Data items

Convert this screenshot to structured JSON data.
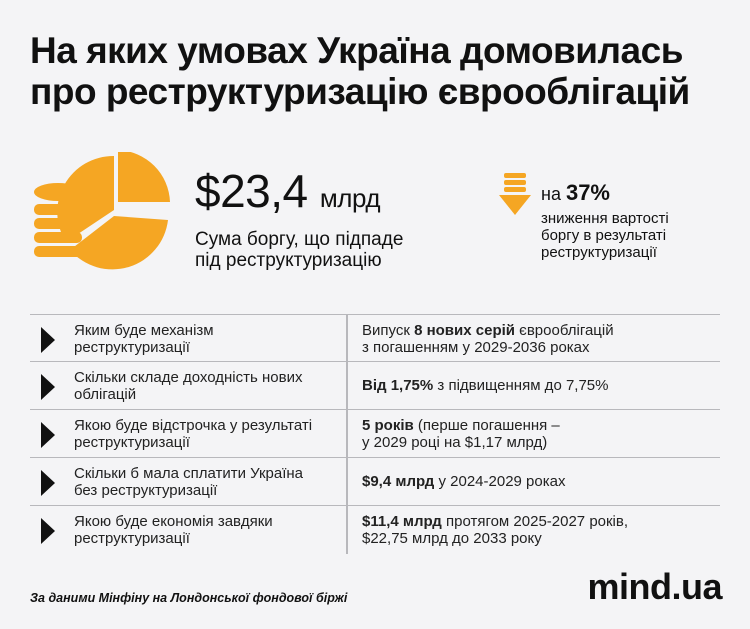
{
  "title": {
    "line1": "На яких умовах Україна домовилась",
    "line2": "про реструктуризацію єврооблігацій"
  },
  "colors": {
    "accent": "#f5a623",
    "text": "#111111",
    "background": "#f4f4f6"
  },
  "debt": {
    "amount": "$23,4",
    "unit": "млрд",
    "caption_line1": "Сума боргу, що підпаде",
    "caption_line2": "під реструктуризацію",
    "icon": "pie-chart-coins-icon"
  },
  "reduction": {
    "prefix": "на ",
    "percent": "37%",
    "caption_line1": "зниження вартості",
    "caption_line2": "боргу в результаті",
    "caption_line3": "реструктуризації",
    "icon": "arrow-down-icon"
  },
  "rows": [
    {
      "q1": "Яким буде механізм",
      "q2": "реструктуризації",
      "a_pre": "Випуск ",
      "a_bold": "8 нових серій",
      "a_post": " єврооблігацій",
      "a2": "з погашенням у 2029-2036 роках"
    },
    {
      "q1": "Скільки складе доходність нових",
      "q2": "облігацій",
      "a_pre": "",
      "a_bold": "Від 1,75%",
      "a_post": " з підвищенням до 7,75%",
      "a2": ""
    },
    {
      "q1": "Якою буде відстрочка у результаті",
      "q2": "реструктуризації",
      "a_pre": "",
      "a_bold": "5 років",
      "a_post": " (перше погашення –",
      "a2": "у 2029 році на $1,17 млрд)"
    },
    {
      "q1": "Скільки б мала сплатити Україна",
      "q2": "без реструктуризації",
      "a_pre": "",
      "a_bold": "$9,4 млрд",
      "a_post": " у 2024-2029 роках",
      "a2": ""
    },
    {
      "q1": "Якою буде економія завдяки",
      "q2": "реструктуризації",
      "a_pre": "",
      "a_bold": "$11,4 млрд",
      "a_post": " протягом 2025-2027 років,",
      "a2": "$22,75 млрд до 2033 року"
    }
  ],
  "footer": {
    "source": "За даними Мінфіну на Лондонської фондової біржі",
    "logo": "mind.ua"
  }
}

Directions for this task:
All of the material above needs to be restated exactly, with no pictures.

Expected answer:
Convert this screenshot to structured JSON data.
{
  "title": {
    "line1": "На яких умовах Україна домовилась",
    "line2": "про реструктуризацію єврооблігацій"
  },
  "colors": {
    "accent": "#f5a623",
    "text": "#111111",
    "background": "#f4f4f6"
  },
  "debt": {
    "amount": "$23,4",
    "unit": "млрд",
    "caption_line1": "Сума боргу, що підпаде",
    "caption_line2": "під реструктуризацію",
    "icon": "pie-chart-coins-icon"
  },
  "reduction": {
    "prefix": "на ",
    "percent": "37%",
    "caption_line1": "зниження вартості",
    "caption_line2": "боргу в результаті",
    "caption_line3": "реструктуризації",
    "icon": "arrow-down-icon"
  },
  "rows": [
    {
      "q1": "Яким буде механізм",
      "q2": "реструктуризації",
      "a_pre": "Випуск ",
      "a_bold": "8 нових серій",
      "a_post": " єврооблігацій",
      "a2": "з погашенням у 2029-2036 роках"
    },
    {
      "q1": "Скільки складе доходність нових",
      "q2": "облігацій",
      "a_pre": "",
      "a_bold": "Від 1,75%",
      "a_post": " з підвищенням до 7,75%",
      "a2": ""
    },
    {
      "q1": "Якою буде відстрочка у результаті",
      "q2": "реструктуризації",
      "a_pre": "",
      "a_bold": "5 років",
      "a_post": " (перше погашення –",
      "a2": "у 2029 році на $1,17 млрд)"
    },
    {
      "q1": "Скільки б мала сплатити Україна",
      "q2": "без реструктуризації",
      "a_pre": "",
      "a_bold": "$9,4 млрд",
      "a_post": " у 2024-2029 роках",
      "a2": ""
    },
    {
      "q1": "Якою буде економія завдяки",
      "q2": "реструктуризації",
      "a_pre": "",
      "a_bold": "$11,4 млрд",
      "a_post": " протягом 2025-2027 років,",
      "a2": "$22,75 млрд до 2033 року"
    }
  ],
  "footer": {
    "source": "За даними Мінфіну на Лондонської фондової біржі",
    "logo": "mind.ua"
  }
}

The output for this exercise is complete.